What follows is a set of records; repeat all of them exactly.
——————
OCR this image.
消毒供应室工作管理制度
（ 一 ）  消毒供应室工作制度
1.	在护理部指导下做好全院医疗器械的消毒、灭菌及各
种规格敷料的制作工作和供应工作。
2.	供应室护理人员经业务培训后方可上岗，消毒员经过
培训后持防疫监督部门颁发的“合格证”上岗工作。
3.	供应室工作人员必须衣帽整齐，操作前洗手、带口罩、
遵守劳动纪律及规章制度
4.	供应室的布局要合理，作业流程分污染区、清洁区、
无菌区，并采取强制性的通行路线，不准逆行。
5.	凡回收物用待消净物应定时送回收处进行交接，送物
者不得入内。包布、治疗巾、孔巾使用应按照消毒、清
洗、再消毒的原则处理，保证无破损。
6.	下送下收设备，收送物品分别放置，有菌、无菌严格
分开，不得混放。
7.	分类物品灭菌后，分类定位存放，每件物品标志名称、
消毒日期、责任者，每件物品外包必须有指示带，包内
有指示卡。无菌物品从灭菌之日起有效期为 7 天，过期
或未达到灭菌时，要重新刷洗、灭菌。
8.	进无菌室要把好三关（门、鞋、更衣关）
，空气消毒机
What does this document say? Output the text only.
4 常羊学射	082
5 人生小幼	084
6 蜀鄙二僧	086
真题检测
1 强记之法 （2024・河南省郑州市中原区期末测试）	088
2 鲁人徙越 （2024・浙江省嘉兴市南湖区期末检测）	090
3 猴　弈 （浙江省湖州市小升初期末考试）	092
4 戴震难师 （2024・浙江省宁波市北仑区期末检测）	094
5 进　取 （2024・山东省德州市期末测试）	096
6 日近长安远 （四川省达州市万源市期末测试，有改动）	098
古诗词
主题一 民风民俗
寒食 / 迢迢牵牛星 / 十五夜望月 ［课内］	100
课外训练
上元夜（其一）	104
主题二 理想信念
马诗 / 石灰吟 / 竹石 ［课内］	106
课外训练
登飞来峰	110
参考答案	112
——————
### RESULT FOR THIS EXERCISE:
OCR this image.
消毒供应室工作管理制度
（ 一 ）  消毒供应室工作制度
1.	在护理部指导下做好全院医疗器械的消毒、灭菌及各
种规格敷料的制作工作和供应工作。
2.	供应室护理人员经业务培训后方可上岗，消毒员经过
培训后持防疫监督部门颁发的“合格证”上岗工作。
3.	供应室工作人员必须衣帽整齐，操作前洗手、带口罩、
遵守劳动纪律及规章制度
4.	供应室的布局要合理，作业流程分污染区、清洁区、
无菌区，并采取强制性的通行路线，不准逆行。
5.	凡回收物用待消净物应定时送回收处进行交接，送物
者不得入内。包布、治疗巾、孔巾使用应按照消毒、清
洗、再消毒的原则处理，保证无破损。
6.	下送下收设备，收送物品分别放置，有菌、无菌严格
分开，不得混放。
7.	分类物品灭菌后，分类定位存放，每件物品标志名称、
消毒日期、责任者，每件物品外包必须有指示带，包内
有指示卡。无菌物品从灭菌之日起有效期为 7 天，过期
或未达到灭菌时，要重新刷洗、灭菌。
8.	进无菌室要把好三关（门、鞋、更衣关）
，空气消毒机
What does this document say? Output the text only.
4 常羊学射	082
5 人生小幼	084
6 蜀鄙二僧	086
真题检测
1 强记之法 （2024・河南省郑州市中原区期末测试）	088
2 鲁人徙越 （2024・浙江省嘉兴市南湖区期末检测）	090
3 猴　弈 （浙江省湖州市小升初期末考试）	092
4 戴震难师 （2024・浙江省宁波市北仑区期末检测）	094
5 进　取 （2024・山东省德州市期末测试）	096
6 日近长安远 （四川省达州市万源市期末测试，有改动）	098
古诗词
主题一 民风民俗
寒食 / 迢迢牵牛星 / 十五夜望月 ［课内］	100
课外训练
上元夜（其一）	104
主题二 理想信念
马诗 / 石灰吟 / 竹石 ［课内］	106
课外训练
登飞来峰	110
参考答案	112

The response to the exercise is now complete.